(Data supplied)
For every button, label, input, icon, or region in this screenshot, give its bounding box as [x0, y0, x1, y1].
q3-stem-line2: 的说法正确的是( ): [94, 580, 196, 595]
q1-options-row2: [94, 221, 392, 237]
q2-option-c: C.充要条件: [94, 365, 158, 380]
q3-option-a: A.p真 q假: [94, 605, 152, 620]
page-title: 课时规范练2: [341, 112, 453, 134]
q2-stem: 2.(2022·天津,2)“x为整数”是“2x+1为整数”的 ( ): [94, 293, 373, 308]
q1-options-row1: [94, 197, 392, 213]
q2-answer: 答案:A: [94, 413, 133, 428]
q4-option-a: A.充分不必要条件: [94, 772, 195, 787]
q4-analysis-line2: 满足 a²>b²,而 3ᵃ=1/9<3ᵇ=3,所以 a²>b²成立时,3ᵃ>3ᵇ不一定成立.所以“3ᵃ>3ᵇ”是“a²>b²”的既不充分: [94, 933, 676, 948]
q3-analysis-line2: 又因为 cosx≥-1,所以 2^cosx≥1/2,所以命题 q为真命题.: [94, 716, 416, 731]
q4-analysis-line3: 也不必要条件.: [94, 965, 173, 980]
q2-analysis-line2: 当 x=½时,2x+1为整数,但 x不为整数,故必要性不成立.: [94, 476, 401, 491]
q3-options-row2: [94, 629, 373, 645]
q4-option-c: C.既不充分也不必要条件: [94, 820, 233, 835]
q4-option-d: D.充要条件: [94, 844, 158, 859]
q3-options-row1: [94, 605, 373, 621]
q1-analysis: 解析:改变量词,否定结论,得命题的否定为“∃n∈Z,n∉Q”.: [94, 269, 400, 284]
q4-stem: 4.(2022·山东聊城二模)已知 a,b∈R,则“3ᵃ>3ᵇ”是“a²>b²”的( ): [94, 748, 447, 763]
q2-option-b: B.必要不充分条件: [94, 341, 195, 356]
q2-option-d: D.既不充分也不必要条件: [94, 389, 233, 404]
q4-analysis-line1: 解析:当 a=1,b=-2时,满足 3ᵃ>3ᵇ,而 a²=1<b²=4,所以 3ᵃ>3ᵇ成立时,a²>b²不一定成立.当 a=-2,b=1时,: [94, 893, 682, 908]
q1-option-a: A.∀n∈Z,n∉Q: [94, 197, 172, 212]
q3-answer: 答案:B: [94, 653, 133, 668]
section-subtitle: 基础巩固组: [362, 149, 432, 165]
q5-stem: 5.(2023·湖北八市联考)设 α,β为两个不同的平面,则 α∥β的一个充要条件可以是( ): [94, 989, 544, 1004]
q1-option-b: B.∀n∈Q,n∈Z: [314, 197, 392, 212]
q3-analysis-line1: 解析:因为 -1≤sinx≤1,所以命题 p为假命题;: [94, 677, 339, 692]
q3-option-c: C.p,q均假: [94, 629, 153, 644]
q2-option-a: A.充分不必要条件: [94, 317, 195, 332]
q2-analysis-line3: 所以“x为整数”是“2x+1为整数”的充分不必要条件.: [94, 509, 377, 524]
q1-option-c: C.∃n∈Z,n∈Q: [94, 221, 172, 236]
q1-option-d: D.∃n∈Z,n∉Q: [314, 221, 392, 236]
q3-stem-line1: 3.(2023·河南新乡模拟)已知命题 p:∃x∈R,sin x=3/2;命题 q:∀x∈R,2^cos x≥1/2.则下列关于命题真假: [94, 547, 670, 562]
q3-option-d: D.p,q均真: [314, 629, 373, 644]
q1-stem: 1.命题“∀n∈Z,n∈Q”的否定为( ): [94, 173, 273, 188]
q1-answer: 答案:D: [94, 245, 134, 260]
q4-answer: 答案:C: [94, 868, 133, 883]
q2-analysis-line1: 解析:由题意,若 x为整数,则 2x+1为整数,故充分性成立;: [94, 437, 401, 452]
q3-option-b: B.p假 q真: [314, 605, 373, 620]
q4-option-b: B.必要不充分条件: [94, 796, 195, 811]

(What this task involves) Starting at the beginning of the records and stopping after the line that contains "q2-answer: 答案:A: [94, 413, 133, 428]", rewrite only those lines, replacing "bounding box" with "enclosing rectangle" and leaving everything else unchanged.

(Final result)
For every button, label, input, icon, or region in this screenshot, give its enclosing rectangle as [x0, y0, x1, y1].
q3-stem-line2: 的说法正确的是( ): [94, 580, 196, 595]
q1-options-row2: [94, 221, 392, 237]
q2-option-c: C.充要条件: [94, 365, 158, 380]
q3-option-a: A.p真 q假: [94, 605, 152, 620]
page-title: 课时规范练2: [341, 112, 453, 134]
q2-stem: 2.(2022·天津,2)“x为整数”是“2x+1为整数”的 ( ): [94, 293, 373, 308]
q1-options-row1: [94, 197, 392, 213]
q2-answer: 答案:A: [94, 413, 133, 428]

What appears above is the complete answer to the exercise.